**EXERCISE:**
Every record here should be printed again exactly.

---- DATA FOR THIS TASK

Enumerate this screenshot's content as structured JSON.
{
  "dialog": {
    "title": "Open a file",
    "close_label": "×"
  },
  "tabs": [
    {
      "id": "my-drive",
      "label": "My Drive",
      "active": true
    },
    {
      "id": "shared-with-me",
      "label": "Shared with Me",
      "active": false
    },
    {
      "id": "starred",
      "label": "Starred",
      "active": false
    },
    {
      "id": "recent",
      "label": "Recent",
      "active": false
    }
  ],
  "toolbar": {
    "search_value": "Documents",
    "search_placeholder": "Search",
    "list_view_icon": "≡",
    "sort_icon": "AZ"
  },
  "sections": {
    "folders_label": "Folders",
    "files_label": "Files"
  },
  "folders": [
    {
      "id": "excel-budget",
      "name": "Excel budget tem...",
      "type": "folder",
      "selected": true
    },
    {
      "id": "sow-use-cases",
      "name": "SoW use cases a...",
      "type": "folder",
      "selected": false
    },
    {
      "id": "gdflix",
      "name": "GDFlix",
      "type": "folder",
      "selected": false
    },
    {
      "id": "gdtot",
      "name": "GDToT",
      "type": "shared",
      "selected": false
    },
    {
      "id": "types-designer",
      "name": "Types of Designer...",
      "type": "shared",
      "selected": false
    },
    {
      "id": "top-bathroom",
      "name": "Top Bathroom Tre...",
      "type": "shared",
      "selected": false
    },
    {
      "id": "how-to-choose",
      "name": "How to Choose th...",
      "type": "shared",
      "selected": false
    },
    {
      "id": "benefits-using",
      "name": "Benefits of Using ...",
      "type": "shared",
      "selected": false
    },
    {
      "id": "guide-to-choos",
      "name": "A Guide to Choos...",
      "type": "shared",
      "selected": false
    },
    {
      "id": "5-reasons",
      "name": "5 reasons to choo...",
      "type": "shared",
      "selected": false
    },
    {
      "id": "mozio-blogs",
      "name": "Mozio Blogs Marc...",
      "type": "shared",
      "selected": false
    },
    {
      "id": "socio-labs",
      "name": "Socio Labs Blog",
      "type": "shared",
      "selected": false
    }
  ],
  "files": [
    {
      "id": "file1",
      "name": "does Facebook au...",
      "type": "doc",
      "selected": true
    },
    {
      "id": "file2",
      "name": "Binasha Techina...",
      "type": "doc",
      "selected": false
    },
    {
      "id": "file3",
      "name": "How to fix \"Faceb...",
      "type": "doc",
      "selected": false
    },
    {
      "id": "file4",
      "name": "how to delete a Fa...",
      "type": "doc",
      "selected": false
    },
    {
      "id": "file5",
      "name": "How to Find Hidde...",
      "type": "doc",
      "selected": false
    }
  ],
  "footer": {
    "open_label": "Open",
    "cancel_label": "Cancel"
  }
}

--------

**RESULT OF THE EXERCISE:**
Enumerate this screenshot's content as structured JSON.
{
  "dialog": {
    "title": "Open a file",
    "close_label": "×"
  },
  "tabs": [
    {
      "id": "my-drive",
      "label": "My Drive",
      "active": true
    },
    {
      "id": "shared-with-me",
      "label": "Shared with Me",
      "active": false
    },
    {
      "id": "starred",
      "label": "Starred",
      "active": false
    },
    {
      "id": "recent",
      "label": "Recent",
      "active": false
    }
  ],
  "toolbar": {
    "search_value": "Documents",
    "search_placeholder": "Search",
    "list_view_icon": "≡",
    "sort_icon": "AZ"
  },
  "sections": {
    "folders_label": "Folders",
    "files_label": "Files"
  },
  "folders": [
    {
      "id": "excel-budget",
      "name": "Excel budget tem...",
      "type": "folder",
      "selected": true
    },
    {
      "id": "sow-use-cases",
      "name": "SoW use cases a...",
      "type": "folder",
      "selected": false
    },
    {
      "id": "gdflix",
      "name": "GDFlix",
      "type": "folder",
      "selected": false
    },
    {
      "id": "gdtot",
      "name": "GDToT",
      "type": "shared",
      "selected": false
    },
    {
      "id": "types-designer",
      "name": "Types of Designer...",
      "type": "shared",
      "selected": false
    },
    {
      "id": "top-bathroom",
      "name": "Top Bathroom Tre...",
      "type": "shared",
      "selected": false
    },
    {
      "id": "how-to-choose",
      "name": "How to Choose th...",
      "type": "shared",
      "selected": false
    },
    {
      "id": "benefits-using",
      "name": "Benefits of Using ...",
      "type": "shared",
      "selected": false
    },
    {
      "id": "guide-to-choos",
      "name": "A Guide to Choos...",
      "type": "shared",
      "selected": false
    },
    {
      "id": "5-reasons",
      "name": "5 reasons to choo...",
      "type": "shared",
      "selected": false
    },
    {
      "id": "mozio-blogs",
      "name": "Mozio Blogs Marc...",
      "type": "shared",
      "selected": false
    },
    {
      "id": "socio-labs",
      "name": "Socio Labs Blog",
      "type": "shared",
      "selected": false
    }
  ],
  "files": [
    {
      "id": "file1",
      "name": "does Facebook au...",
      "type": "doc",
      "selected": true
    },
    {
      "id": "file2",
      "name": "Binasha Techina...",
      "type": "doc",
      "selected": false
    },
    {
      "id": "file3",
      "name": "How to fix \"Faceb...",
      "type": "doc",
      "selected": false
    },
    {
      "id": "file4",
      "name": "how to delete a Fa...",
      "type": "doc",
      "selected": false
    },
    {
      "id": "file5",
      "name": "How to Find Hidde...",
      "type": "doc",
      "selected": false
    }
  ],
  "footer": {
    "open_label": "Open",
    "cancel_label": "Cancel"
  }
}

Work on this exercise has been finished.